[start Supplied material]
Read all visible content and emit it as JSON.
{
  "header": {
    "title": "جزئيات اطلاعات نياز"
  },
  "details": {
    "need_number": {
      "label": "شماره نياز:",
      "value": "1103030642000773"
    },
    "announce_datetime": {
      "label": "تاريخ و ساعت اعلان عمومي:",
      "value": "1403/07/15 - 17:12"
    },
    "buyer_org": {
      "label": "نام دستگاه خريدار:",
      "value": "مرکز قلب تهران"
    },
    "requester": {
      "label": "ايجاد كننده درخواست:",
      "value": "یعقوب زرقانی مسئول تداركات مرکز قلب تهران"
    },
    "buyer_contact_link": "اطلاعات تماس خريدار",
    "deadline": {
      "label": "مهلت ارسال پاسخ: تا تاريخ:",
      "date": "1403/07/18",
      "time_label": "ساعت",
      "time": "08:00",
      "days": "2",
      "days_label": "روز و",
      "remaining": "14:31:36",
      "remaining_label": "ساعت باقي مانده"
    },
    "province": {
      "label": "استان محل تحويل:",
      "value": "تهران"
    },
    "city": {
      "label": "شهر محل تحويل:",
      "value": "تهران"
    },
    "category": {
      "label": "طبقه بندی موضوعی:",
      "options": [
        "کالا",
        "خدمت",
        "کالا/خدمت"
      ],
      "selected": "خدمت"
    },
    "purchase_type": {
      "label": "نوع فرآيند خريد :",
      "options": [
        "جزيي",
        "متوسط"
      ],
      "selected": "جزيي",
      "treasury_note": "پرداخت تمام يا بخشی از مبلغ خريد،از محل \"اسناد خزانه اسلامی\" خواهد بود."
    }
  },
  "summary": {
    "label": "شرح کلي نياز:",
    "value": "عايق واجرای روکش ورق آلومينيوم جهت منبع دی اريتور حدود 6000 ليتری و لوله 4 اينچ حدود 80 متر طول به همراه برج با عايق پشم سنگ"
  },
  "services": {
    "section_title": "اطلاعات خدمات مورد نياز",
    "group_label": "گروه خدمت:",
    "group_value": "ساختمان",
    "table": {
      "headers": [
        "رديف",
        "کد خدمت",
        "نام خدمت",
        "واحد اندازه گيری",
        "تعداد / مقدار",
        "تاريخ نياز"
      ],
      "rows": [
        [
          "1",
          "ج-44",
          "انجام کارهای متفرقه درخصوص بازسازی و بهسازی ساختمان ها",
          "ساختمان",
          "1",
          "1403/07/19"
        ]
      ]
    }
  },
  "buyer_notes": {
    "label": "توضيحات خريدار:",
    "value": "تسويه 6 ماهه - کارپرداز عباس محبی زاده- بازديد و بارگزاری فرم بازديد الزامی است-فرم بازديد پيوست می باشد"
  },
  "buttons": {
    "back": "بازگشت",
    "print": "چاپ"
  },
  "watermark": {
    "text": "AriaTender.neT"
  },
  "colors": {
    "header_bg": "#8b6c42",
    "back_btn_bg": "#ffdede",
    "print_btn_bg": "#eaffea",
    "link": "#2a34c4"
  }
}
[end Supplied material]
• Exercise instructions: Output all records verbatim.

• Result for this task:
Read all visible content and emit it as JSON.
{
  "header": {
    "title": "جزئيات اطلاعات نياز"
  },
  "details": {
    "need_number": {
      "label": "شماره نياز:",
      "value": "1103030642000773"
    },
    "announce_datetime": {
      "label": "تاريخ و ساعت اعلان عمومي:",
      "value": "1403/07/15 - 17:12"
    },
    "buyer_org": {
      "label": "نام دستگاه خريدار:",
      "value": "مرکز قلب تهران"
    },
    "requester": {
      "label": "ايجاد كننده درخواست:",
      "value": "یعقوب زرقانی مسئول تداركات مرکز قلب تهران"
    },
    "buyer_contact_link": "اطلاعات تماس خريدار",
    "deadline": {
      "label": "مهلت ارسال پاسخ: تا تاريخ:",
      "date": "1403/07/18",
      "time_label": "ساعت",
      "time": "08:00",
      "days": "2",
      "days_label": "روز و",
      "remaining": "14:31:36",
      "remaining_label": "ساعت باقي مانده"
    },
    "province": {
      "label": "استان محل تحويل:",
      "value": "تهران"
    },
    "city": {
      "label": "شهر محل تحويل:",
      "value": "تهران"
    },
    "category": {
      "label": "طبقه بندی موضوعی:",
      "options": [
        "کالا",
        "خدمت",
        "کالا/خدمت"
      ],
      "selected": "خدمت"
    },
    "purchase_type": {
      "label": "نوع فرآيند خريد :",
      "options": [
        "جزيي",
        "متوسط"
      ],
      "selected": "جزيي",
      "treasury_note": "پرداخت تمام يا بخشی از مبلغ خريد،از محل \"اسناد خزانه اسلامی\" خواهد بود."
    }
  },
  "summary": {
    "label": "شرح کلي نياز:",
    "value": "عايق واجرای روکش ورق آلومينيوم جهت منبع دی اريتور حدود 6000 ليتری و لوله 4 اينچ حدود 80 متر طول به همراه برج با عايق پشم سنگ"
  },
  "services": {
    "section_title": "اطلاعات خدمات مورد نياز",
    "group_label": "گروه خدمت:",
    "group_value": "ساختمان",
    "table": {
      "headers": [
        "رديف",
        "کد خدمت",
        "نام خدمت",
        "واحد اندازه گيری",
        "تعداد / مقدار",
        "تاريخ نياز"
      ],
      "rows": [
        [
          "1",
          "ج-44",
          "انجام کارهای متفرقه درخصوص بازسازی و بهسازی ساختمان ها",
          "ساختمان",
          "1",
          "1403/07/19"
        ]
      ]
    }
  },
  "buyer_notes": {
    "label": "توضيحات خريدار:",
    "value": "تسويه 6 ماهه - کارپرداز عباس محبی زاده- بازديد و بارگزاری فرم بازديد الزامی است-فرم بازديد پيوست می باشد"
  },
  "buttons": {
    "back": "بازگشت",
    "print": "چاپ"
  },
  "watermark": {
    "text": "AriaTender.neT"
  },
  "colors": {
    "header_bg": "#8b6c42",
    "back_btn_bg": "#ffdede",
    "print_btn_bg": "#eaffea",
    "link": "#2a34c4"
  }
}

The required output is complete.